The task:
Give the listing below again in full, exactly as written.
— start Data to use —
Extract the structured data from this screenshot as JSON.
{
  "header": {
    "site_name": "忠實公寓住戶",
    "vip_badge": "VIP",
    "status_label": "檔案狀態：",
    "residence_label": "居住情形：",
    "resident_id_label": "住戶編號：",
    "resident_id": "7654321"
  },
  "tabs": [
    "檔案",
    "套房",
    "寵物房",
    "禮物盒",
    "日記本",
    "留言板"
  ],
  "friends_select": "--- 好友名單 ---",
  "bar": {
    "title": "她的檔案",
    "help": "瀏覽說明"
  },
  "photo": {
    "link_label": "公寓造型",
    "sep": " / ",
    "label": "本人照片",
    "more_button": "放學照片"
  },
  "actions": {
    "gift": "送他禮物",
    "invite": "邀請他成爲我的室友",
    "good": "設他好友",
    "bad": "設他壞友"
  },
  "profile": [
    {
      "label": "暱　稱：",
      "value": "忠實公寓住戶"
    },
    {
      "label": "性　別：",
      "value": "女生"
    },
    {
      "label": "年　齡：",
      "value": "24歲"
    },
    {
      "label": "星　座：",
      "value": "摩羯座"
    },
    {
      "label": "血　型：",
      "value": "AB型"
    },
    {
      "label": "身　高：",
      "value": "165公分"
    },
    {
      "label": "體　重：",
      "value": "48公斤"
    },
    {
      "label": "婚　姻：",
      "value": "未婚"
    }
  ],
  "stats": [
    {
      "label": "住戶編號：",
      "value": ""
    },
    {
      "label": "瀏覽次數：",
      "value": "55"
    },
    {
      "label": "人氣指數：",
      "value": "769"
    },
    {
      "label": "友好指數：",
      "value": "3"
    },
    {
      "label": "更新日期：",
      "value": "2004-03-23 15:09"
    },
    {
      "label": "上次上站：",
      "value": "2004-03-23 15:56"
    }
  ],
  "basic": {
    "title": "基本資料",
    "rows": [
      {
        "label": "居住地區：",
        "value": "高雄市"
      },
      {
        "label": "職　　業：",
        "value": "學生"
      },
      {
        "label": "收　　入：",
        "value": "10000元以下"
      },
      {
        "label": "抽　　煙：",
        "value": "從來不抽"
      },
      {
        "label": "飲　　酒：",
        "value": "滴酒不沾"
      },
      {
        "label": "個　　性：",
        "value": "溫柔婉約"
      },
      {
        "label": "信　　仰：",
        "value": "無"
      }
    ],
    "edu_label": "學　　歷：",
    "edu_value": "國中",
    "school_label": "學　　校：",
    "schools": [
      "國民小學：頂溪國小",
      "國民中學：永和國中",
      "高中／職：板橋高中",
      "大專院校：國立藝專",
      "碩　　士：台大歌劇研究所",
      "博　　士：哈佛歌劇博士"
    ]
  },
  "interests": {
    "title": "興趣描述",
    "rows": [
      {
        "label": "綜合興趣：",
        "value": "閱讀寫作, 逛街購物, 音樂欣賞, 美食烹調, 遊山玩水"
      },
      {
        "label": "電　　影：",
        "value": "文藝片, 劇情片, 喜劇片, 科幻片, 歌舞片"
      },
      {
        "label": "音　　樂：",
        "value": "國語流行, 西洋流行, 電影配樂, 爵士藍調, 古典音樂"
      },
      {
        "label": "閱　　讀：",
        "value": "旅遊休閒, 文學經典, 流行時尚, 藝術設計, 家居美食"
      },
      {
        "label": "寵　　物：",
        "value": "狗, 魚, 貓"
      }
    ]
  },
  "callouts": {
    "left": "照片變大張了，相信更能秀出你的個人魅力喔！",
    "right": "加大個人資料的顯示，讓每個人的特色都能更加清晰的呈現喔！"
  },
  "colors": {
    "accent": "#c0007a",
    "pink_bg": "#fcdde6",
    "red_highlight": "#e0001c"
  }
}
— end Data to use —
Written response:
Extract the structured data from this screenshot as JSON.
{
  "header": {
    "site_name": "忠實公寓住戶",
    "vip_badge": "VIP",
    "status_label": "檔案狀態：",
    "residence_label": "居住情形：",
    "resident_id_label": "住戶編號：",
    "resident_id": "7654321"
  },
  "tabs": [
    "檔案",
    "套房",
    "寵物房",
    "禮物盒",
    "日記本",
    "留言板"
  ],
  "friends_select": "--- 好友名單 ---",
  "bar": {
    "title": "她的檔案",
    "help": "瀏覽說明"
  },
  "photo": {
    "link_label": "公寓造型",
    "sep": " / ",
    "label": "本人照片",
    "more_button": "放學照片"
  },
  "actions": {
    "gift": "送他禮物",
    "invite": "邀請他成爲我的室友",
    "good": "設他好友",
    "bad": "設他壞友"
  },
  "profile": [
    {
      "label": "暱　稱：",
      "value": "忠實公寓住戶"
    },
    {
      "label": "性　別：",
      "value": "女生"
    },
    {
      "label": "年　齡：",
      "value": "24歲"
    },
    {
      "label": "星　座：",
      "value": "摩羯座"
    },
    {
      "label": "血　型：",
      "value": "AB型"
    },
    {
      "label": "身　高：",
      "value": "165公分"
    },
    {
      "label": "體　重：",
      "value": "48公斤"
    },
    {
      "label": "婚　姻：",
      "value": "未婚"
    }
  ],
  "stats": [
    {
      "label": "住戶編號：",
      "value": ""
    },
    {
      "label": "瀏覽次數：",
      "value": "55"
    },
    {
      "label": "人氣指數：",
      "value": "769"
    },
    {
      "label": "友好指數：",
      "value": "3"
    },
    {
      "label": "更新日期：",
      "value": "2004-03-23 15:09"
    },
    {
      "label": "上次上站：",
      "value": "2004-03-23 15:56"
    }
  ],
  "basic": {
    "title": "基本資料",
    "rows": [
      {
        "label": "居住地區：",
        "value": "高雄市"
      },
      {
        "label": "職　　業：",
        "value": "學生"
      },
      {
        "label": "收　　入：",
        "value": "10000元以下"
      },
      {
        "label": "抽　　煙：",
        "value": "從來不抽"
      },
      {
        "label": "飲　　酒：",
        "value": "滴酒不沾"
      },
      {
        "label": "個　　性：",
        "value": "溫柔婉約"
      },
      {
        "label": "信　　仰：",
        "value": "無"
      }
    ],
    "edu_label": "學　　歷：",
    "edu_value": "國中",
    "school_label": "學　　校：",
    "schools": [
      "國民小學：頂溪國小",
      "國民中學：永和國中",
      "高中／職：板橋高中",
      "大專院校：國立藝專",
      "碩　　士：台大歌劇研究所",
      "博　　士：哈佛歌劇博士"
    ]
  },
  "interests": {
    "title": "興趣描述",
    "rows": [
      {
        "label": "綜合興趣：",
        "value": "閱讀寫作, 逛街購物, 音樂欣賞, 美食烹調, 遊山玩水"
      },
      {
        "label": "電　　影：",
        "value": "文藝片, 劇情片, 喜劇片, 科幻片, 歌舞片"
      },
      {
        "label": "音　　樂：",
        "value": "國語流行, 西洋流行, 電影配樂, 爵士藍調, 古典音樂"
      },
      {
        "label": "閱　　讀：",
        "value": "旅遊休閒, 文學經典, 流行時尚, 藝術設計, 家居美食"
      },
      {
        "label": "寵　　物：",
        "value": "狗, 魚, 貓"
      }
    ]
  },
  "callouts": {
    "left": "照片變大張了，相信更能秀出你的個人魅力喔！",
    "right": "加大個人資料的顯示，讓每個人的特色都能更加清晰的呈現喔！"
  },
  "colors": {
    "accent": "#c0007a",
    "pink_bg": "#fcdde6",
    "red_highlight": "#e0001c"
  }
}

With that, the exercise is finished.